- Figure content listings -
________________

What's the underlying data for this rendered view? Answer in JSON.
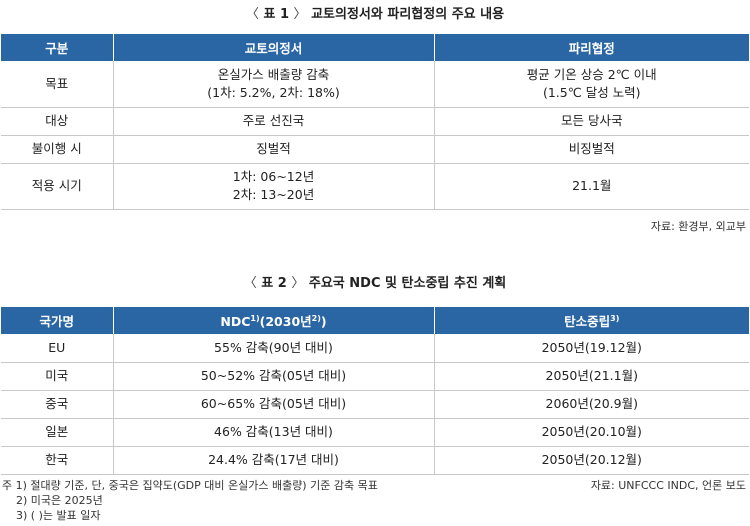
{
  "table1": {
    "title_open": "〈",
    "title_label": "표 1",
    "title_close": "〉",
    "title_text": "교토의정서와 파리협정의 주요 내용",
    "headers": [
      "구분",
      "교토의정서",
      "파리협정"
    ],
    "rows": [
      {
        "label": "목표",
        "kyoto": [
          "온실가스 배출량 감축",
          "(1차: 5.2%, 2차: 18%)"
        ],
        "paris": [
          "평균 기온 상승 2℃ 이내",
          "(1.5℃ 달성 노력)"
        ]
      },
      {
        "label": "대상",
        "kyoto": [
          "주로 선진국"
        ],
        "paris": [
          "모든 당사국"
        ]
      },
      {
        "label": "불이행 시",
        "kyoto": [
          "징벌적"
        ],
        "paris": [
          "비징벌적"
        ]
      },
      {
        "label": "적용 시기",
        "kyoto": [
          "1차: 06~12년",
          "2차: 13~20년"
        ],
        "paris": [
          "21.1월"
        ]
      }
    ],
    "source": "자료: 환경부, 외교부"
  },
  "table2": {
    "title_open": "〈",
    "title_label": "표 2",
    "title_close": "〉",
    "title_text": "주요국 NDC 및 탄소중립 추진 계획",
    "headers": {
      "country": "국가명",
      "ndc_prefix": "NDC",
      "ndc_sup1": "1)",
      "ndc_mid": "(2030년",
      "ndc_sup2": "2)",
      "ndc_suffix": ")",
      "neutral": "탄소중립",
      "neutral_sup": "3)"
    },
    "rows": [
      {
        "country": "EU",
        "ndc": "55% 감축(90년 대비)",
        "neutral": "2050년(19.12월)"
      },
      {
        "country": "미국",
        "ndc": "50~52% 감축(05년 대비)",
        "neutral": "2050년(21.1월)"
      },
      {
        "country": "중국",
        "ndc": "60~65% 감축(05년 대비)",
        "neutral": "2060년(20.9월)"
      },
      {
        "country": "일본",
        "ndc": "46% 감축(13년 대비)",
        "neutral": "2050년(20.10월)"
      },
      {
        "country": "한국",
        "ndc": "24.4% 감축(17년 대비)",
        "neutral": "2050년(20.12월)"
      }
    ],
    "notes": [
      "주 1) 절대량 기준, 단, 중국은 집약도(GDP 대비 온실가스 배출량) 기준 감축 목표",
      "2) 미국은 2025년",
      "3) (   )는 발표 일자"
    ],
    "source": "자료: UNFCCC INDC, 언론 보도"
  },
  "colors": {
    "header_bg": "#2a66a3",
    "header_text": "#ffffff",
    "rule": "#c8c8c8"
  }
}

________________

- Aim of the exercise -
Skip the pictures, then retype every line above exactly.

- Task solution -
What's the underlying data for this rendered view? Answer in JSON.
{
  "table1": {
    "title_open": "〈",
    "title_label": "표 1",
    "title_close": "〉",
    "title_text": "교토의정서와 파리협정의 주요 내용",
    "headers": [
      "구분",
      "교토의정서",
      "파리협정"
    ],
    "rows": [
      {
        "label": "목표",
        "kyoto": [
          "온실가스 배출량 감축",
          "(1차: 5.2%, 2차: 18%)"
        ],
        "paris": [
          "평균 기온 상승 2℃ 이내",
          "(1.5℃ 달성 노력)"
        ]
      },
      {
        "label": "대상",
        "kyoto": [
          "주로 선진국"
        ],
        "paris": [
          "모든 당사국"
        ]
      },
      {
        "label": "불이행 시",
        "kyoto": [
          "징벌적"
        ],
        "paris": [
          "비징벌적"
        ]
      },
      {
        "label": "적용 시기",
        "kyoto": [
          "1차: 06~12년",
          "2차: 13~20년"
        ],
        "paris": [
          "21.1월"
        ]
      }
    ],
    "source": "자료: 환경부, 외교부"
  },
  "table2": {
    "title_open": "〈",
    "title_label": "표 2",
    "title_close": "〉",
    "title_text": "주요국 NDC 및 탄소중립 추진 계획",
    "headers": {
      "country": "국가명",
      "ndc_prefix": "NDC",
      "ndc_sup1": "1)",
      "ndc_mid": "(2030년",
      "ndc_sup2": "2)",
      "ndc_suffix": ")",
      "neutral": "탄소중립",
      "neutral_sup": "3)"
    },
    "rows": [
      {
        "country": "EU",
        "ndc": "55% 감축(90년 대비)",
        "neutral": "2050년(19.12월)"
      },
      {
        "country": "미국",
        "ndc": "50~52% 감축(05년 대비)",
        "neutral": "2050년(21.1월)"
      },
      {
        "country": "중국",
        "ndc": "60~65% 감축(05년 대비)",
        "neutral": "2060년(20.9월)"
      },
      {
        "country": "일본",
        "ndc": "46% 감축(13년 대비)",
        "neutral": "2050년(20.10월)"
      },
      {
        "country": "한국",
        "ndc": "24.4% 감축(17년 대비)",
        "neutral": "2050년(20.12월)"
      }
    ],
    "notes": [
      "주 1) 절대량 기준, 단, 중국은 집약도(GDP 대비 온실가스 배출량) 기준 감축 목표",
      "2) 미국은 2025년",
      "3) (   )는 발표 일자"
    ],
    "source": "자료: UNFCCC INDC, 언론 보도"
  },
  "colors": {
    "header_bg": "#2a66a3",
    "header_text": "#ffffff",
    "rule": "#c8c8c8"
  }
}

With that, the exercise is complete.